A stitch in time: simple, low-skill clothes mending and alteration techniques | Fashion
My memory of my mother’s sewing basket stretches as far back as I can recall. Even now, if I went looking for it I’m sure the fabric scraps, loose buttons, thimbles, pink pin cushion and spools of coloured thread would be exactly as I remember them.
It seemed like something every grown-up house would have: the relevant tools to sew on lost buttons or stitch together ballet costumes. But as an adult, I’ve never owned a sewing kit. I outsource all my clothing repairs to my dry cleaner or tailor.
Speaking to Nicole Mallalieu, a fashion lecturer at the Australian College of the Arts, about easy home repairs made me realise I’ve been missing out on one of life’s simple pleasures. The satisfaction and meditation of mending something for yourself.
How to sew on a button
Before you sew on a button, Mallalieu says to “take the time to examine the other buttons on the garment” so you can see what stitching pattern to use, and where to place it. She says to start by threading a needle with thread, doubling the thread over and knotting it at the bottom.
Then, hold the button in place and starting from behind the fabric, poke the needle through the fabric and one hole of the button and pull it until the knot hits the back of the fabric. Then feed the needle back through the other hole, and push it through to the other side of the fabric. “You keep doing that until the button feels quite secure,” she says. If the button has four holes you can stitch in straight lines, or make a cross – just follow the same pattern as the garment’s other buttons.
To finish, poke the needle through one hole to the back of the fabric and make a knot by wrapping the thread around the needle two or three times before pulling it through, and cutting the tail off. This is called a French knot. If you want more guidance, Mallalieu suggests looking at online tutorials like this one.
How to darn a sock
“The act of darning brings you into a meditative state,” says Mallalieu, “you’re fixing the sock instead of fixing life, but kind of fixing life as well.” To darn a sock, she says you need a darning mushroom which is a piece of wood shaped like, well, a mushroom.
You place it inside the sock, so the hole is spread over the curve of the mushroom. She suggests getting yarn to match or compliment the colour of your sock. Starting from one corner, she says to “stitch with the yarn and a needle to cover the hole in the sock with what looks like bars in a jail”.

#### [INSTRUCTION A]
According to the clothes-mending article, what is the knot used to finish sewing on a button called?

#### [DATA SECTION]
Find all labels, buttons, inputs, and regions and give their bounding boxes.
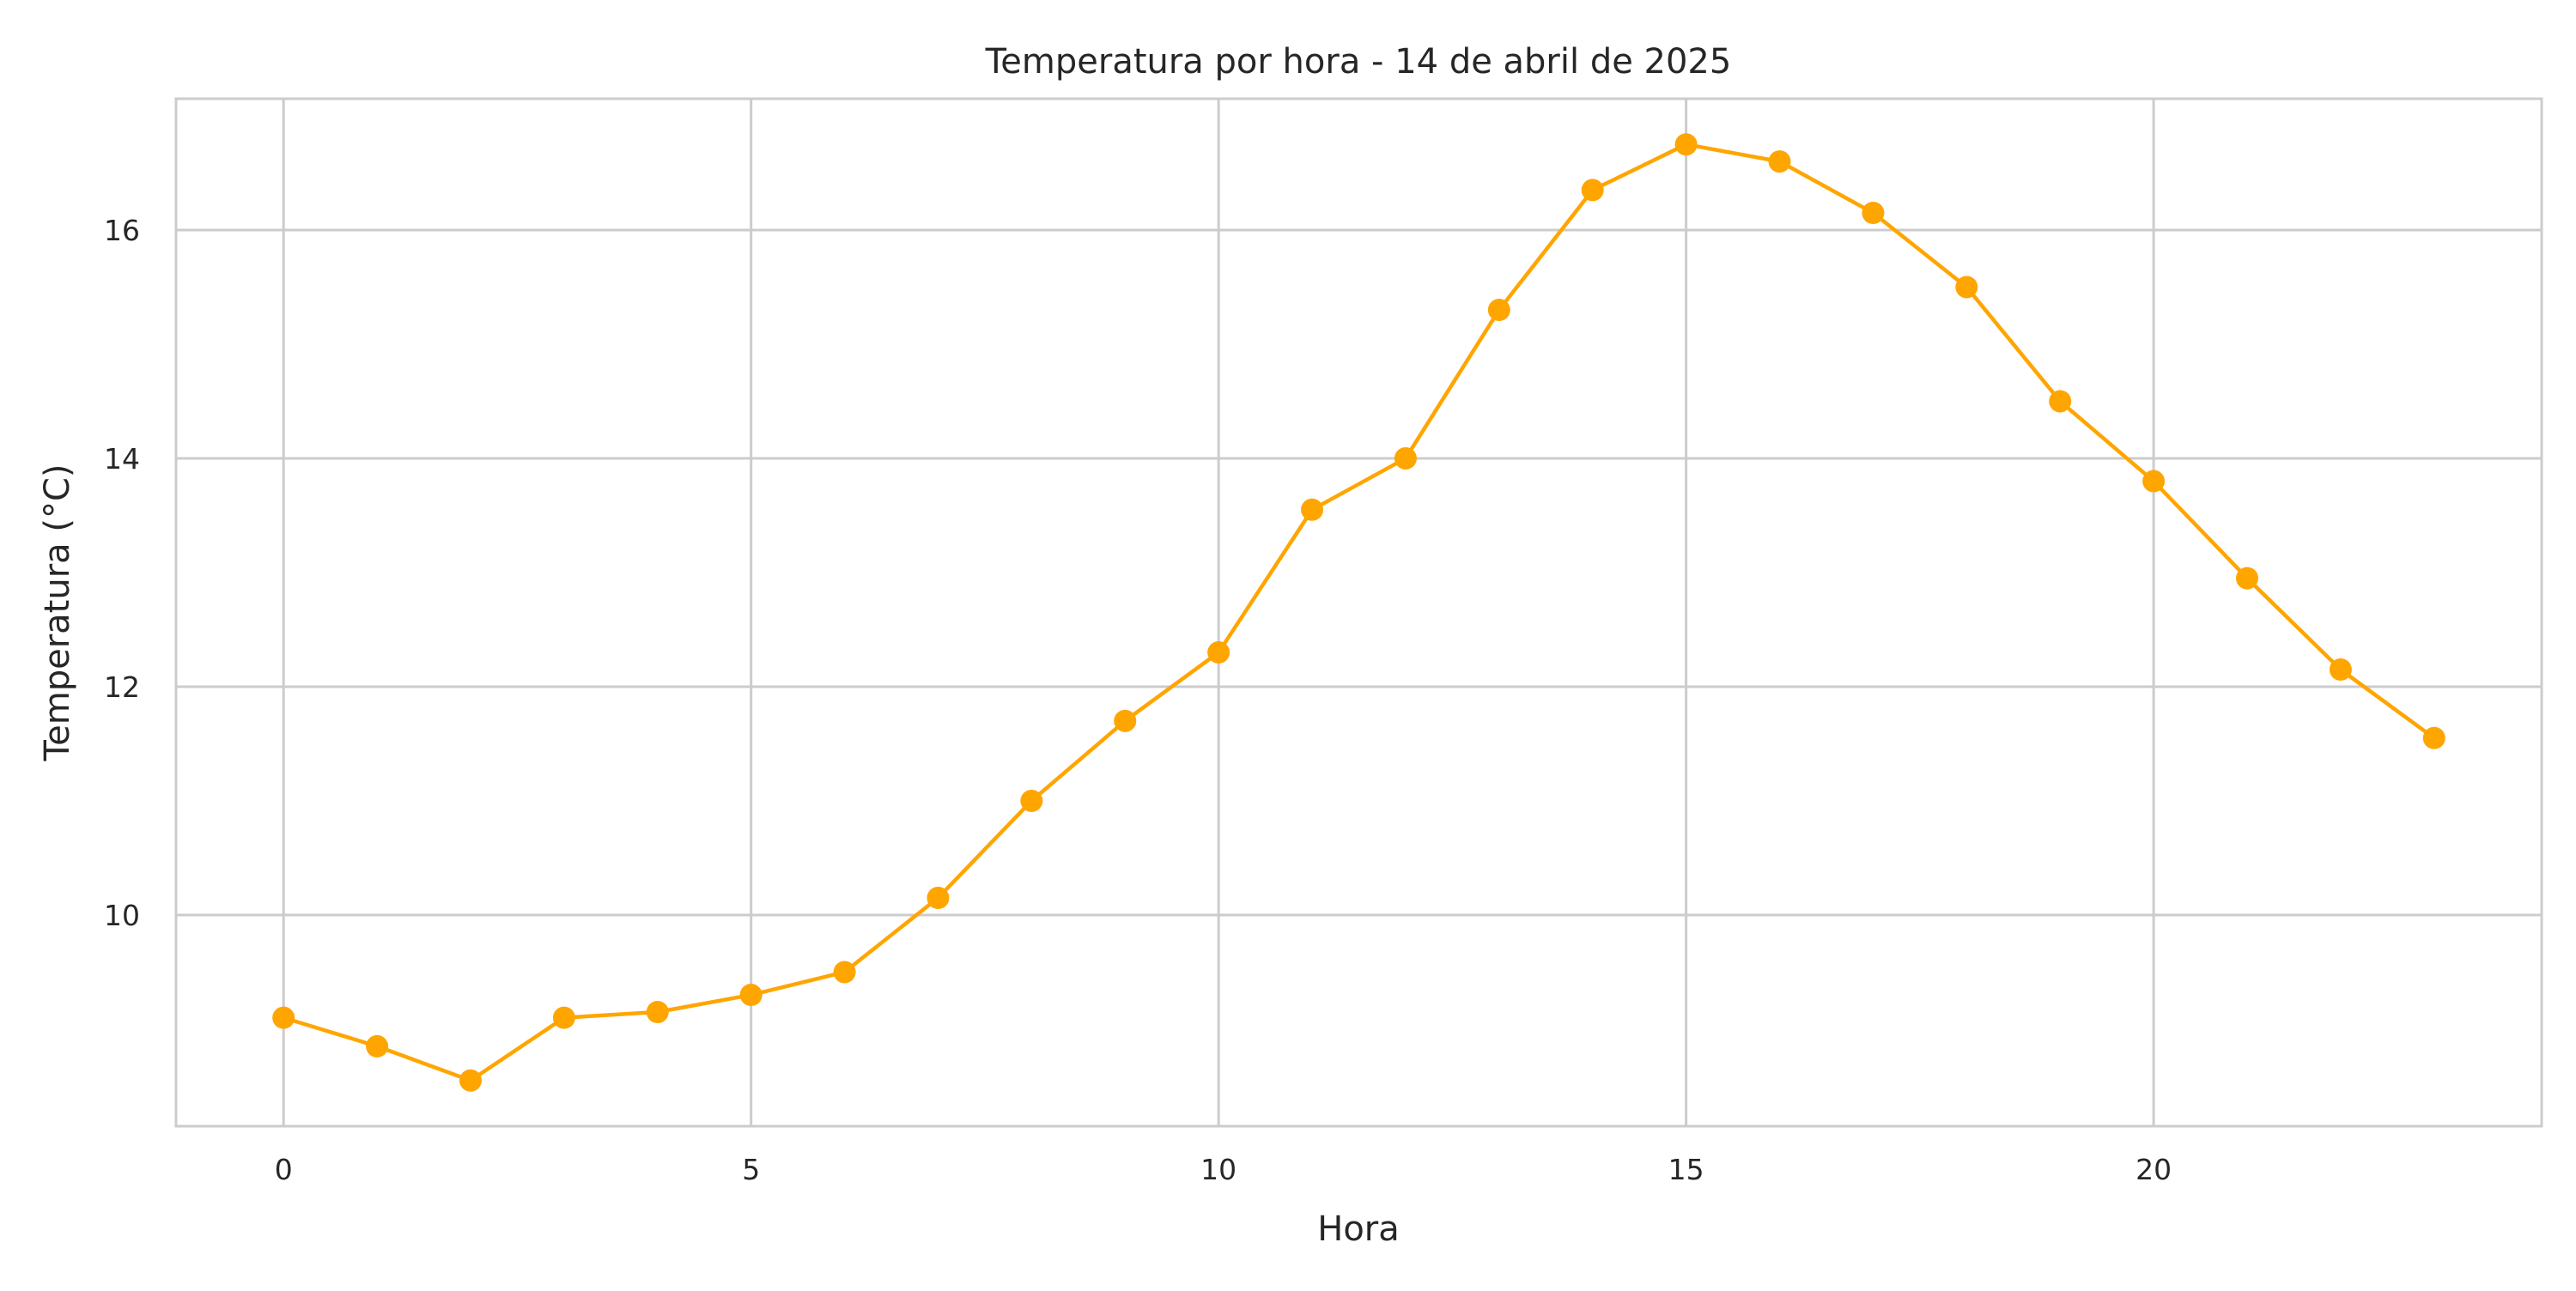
data-point <box>833 961 856 984</box>
data-point <box>1207 641 1230 664</box>
data-point <box>739 984 762 1007</box>
data-point <box>552 1006 575 1029</box>
data-point <box>2049 390 2072 413</box>
data-point <box>1114 709 1137 732</box>
data-point <box>1020 789 1043 812</box>
series-layer <box>272 133 2445 1092</box>
y-tick-label: 14 <box>104 442 140 476</box>
data-point <box>2329 658 2352 681</box>
data-point <box>1955 276 1978 299</box>
data-point <box>2142 470 2166 493</box>
x-tick-label: 5 <box>742 1153 760 1186</box>
data-point <box>366 1034 389 1058</box>
data-point <box>1301 498 1324 521</box>
y-tick-label: 12 <box>104 670 140 704</box>
y-tick-label: 16 <box>104 214 140 247</box>
x-axis-label: Hora <box>1317 1209 1400 1249</box>
chart-title: Temperatura por hora - 14 de abril de 20… <box>985 42 1732 82</box>
data-point <box>272 1006 295 1029</box>
data-point <box>2422 726 2445 749</box>
data-point <box>1674 133 1698 156</box>
y-tick-label: 10 <box>104 899 140 932</box>
x-tick-label: 15 <box>1668 1153 1704 1186</box>
data-point <box>2235 567 2258 590</box>
data-point <box>1862 202 1885 224</box>
x-tick-label: 20 <box>2136 1153 2172 1186</box>
data-point <box>1768 150 1791 173</box>
plot-frame <box>174 97 2543 1128</box>
data-point <box>927 887 950 909</box>
data-point <box>1487 299 1510 322</box>
data-point <box>459 1069 483 1092</box>
x-tick-label: 10 <box>1200 1153 1236 1186</box>
grid <box>176 99 2542 1126</box>
data-point <box>646 1001 669 1023</box>
series-line <box>281 142 2437 1083</box>
data-point <box>1581 179 1604 202</box>
x-tick-label: 0 <box>275 1153 293 1186</box>
y-axis-label: Temperatura (°C) <box>38 464 77 761</box>
data-point <box>1394 446 1417 470</box>
tick-labels: 0 5 10 15 20 10 12 14 16 <box>104 214 2172 1186</box>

#### [INSTRUCTION B]
Rewrite the entries as a numbered list, starting at the line containing "data-point <box>833 961 856 984</box>" and ending at the line containing "data-point <box>1020 789 1043 812</box>", with any blank lines omitted.

#### [TASK SOLUTION A]
It is called a French knot.

#### [TASK SOLUTION B]
1. data-point <box>833 961 856 984</box>
2. data-point <box>1207 641 1230 664</box>
3. data-point <box>739 984 762 1007</box>
4. data-point <box>552 1006 575 1029</box>
5. data-point <box>2049 390 2072 413</box>
6. data-point <box>1114 709 1137 732</box>
7. data-point <box>1020 789 1043 812</box>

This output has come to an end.